Copy each line exactly. Drop every picture.

■ ■ ■ ■

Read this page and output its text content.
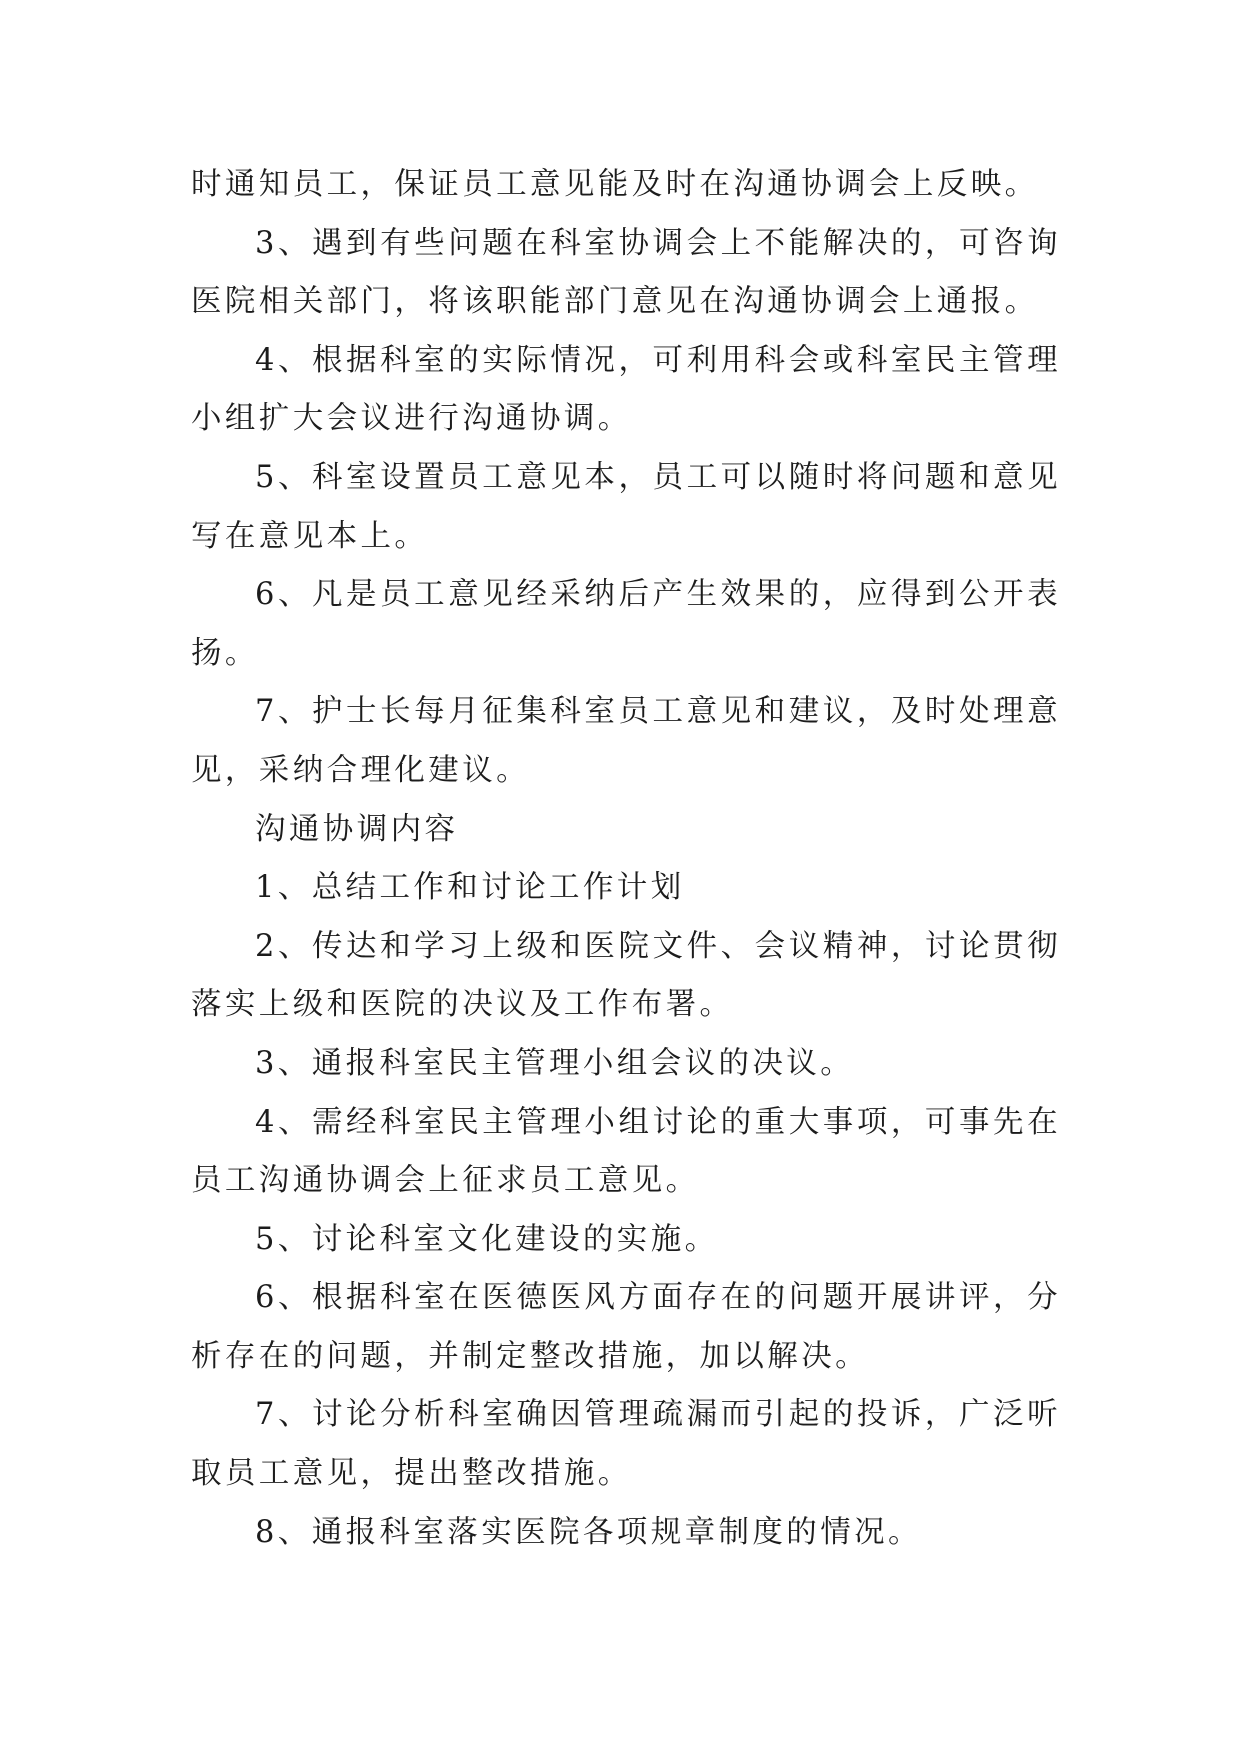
时通知员工，保证员工意见能及时在沟通协调会上反映。

3、遇到有些问题在科室协调会上不能解决的，可咨询医院相关部门，将该职能部门意见在沟通协调会上通报。

4、根据科室的实际情况，可利用科会或科室民主管理小组扩大会议进行沟通协调。

5、科室设置员工意见本，员工可以随时将问题和意见写在意见本上。

6、凡是员工意见经采纳后产生效果的，应得到公开表扬。

7、护士长每月征集科室员工意见和建议，及时处理意见，采纳合理化建议。

沟通协调内容

1、总结工作和讨论工作计划

2、传达和学习上级和医院文件、会议精神，讨论贯彻落实上级和医院的决议及工作布署。

3、通报科室民主管理小组会议的决议。

4、需经科室民主管理小组讨论的重大事项，可事先在员工沟通协调会上征求员工意见。

5、讨论科室文化建设的实施。

6、根据科室在医德医风方面存在的问题开展讲评，分析存在的问题，并制定整改措施，加以解决。

7、讨论分析科室确因管理疏漏而引起的投诉，广泛听取员工意见，提出整改措施。

8、通报科室落实医院各项规章制度的情况。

■ ■ ■ ■

Correct answer>
Read this page and output its text content.
时通知员工，保证员工意见能及时在沟通协调会上反映。

3、遇到有些问题在科室协调会上不能解决的，可咨询医院相关部门，将该职能部门意见在沟通协调会上通报。

4、根据科室的实际情况，可利用科会或科室民主管理小组扩大会议进行沟通协调。

5、科室设置员工意见本，员工可以随时将问题和意见写在意见本上。

6、凡是员工意见经采纳后产生效果的，应得到公开表扬。

7、护士长每月征集科室员工意见和建议，及时处理意见，采纳合理化建议。

沟通协调内容

1、总结工作和讨论工作计划

2、传达和学习上级和医院文件、会议精神，讨论贯彻落实上级和医院的决议及工作布署。

3、通报科室民主管理小组会议的决议。

4、需经科室民主管理小组讨论的重大事项，可事先在员工沟通协调会上征求员工意见。

5、讨论科室文化建设的实施。

6、根据科室在医德医风方面存在的问题开展讲评，分析存在的问题，并制定整改措施，加以解决。

7、讨论分析科室确因管理疏漏而引起的投诉，广泛听取员工意见，提出整改措施。

8、通报科室落实医院各项规章制度的情况。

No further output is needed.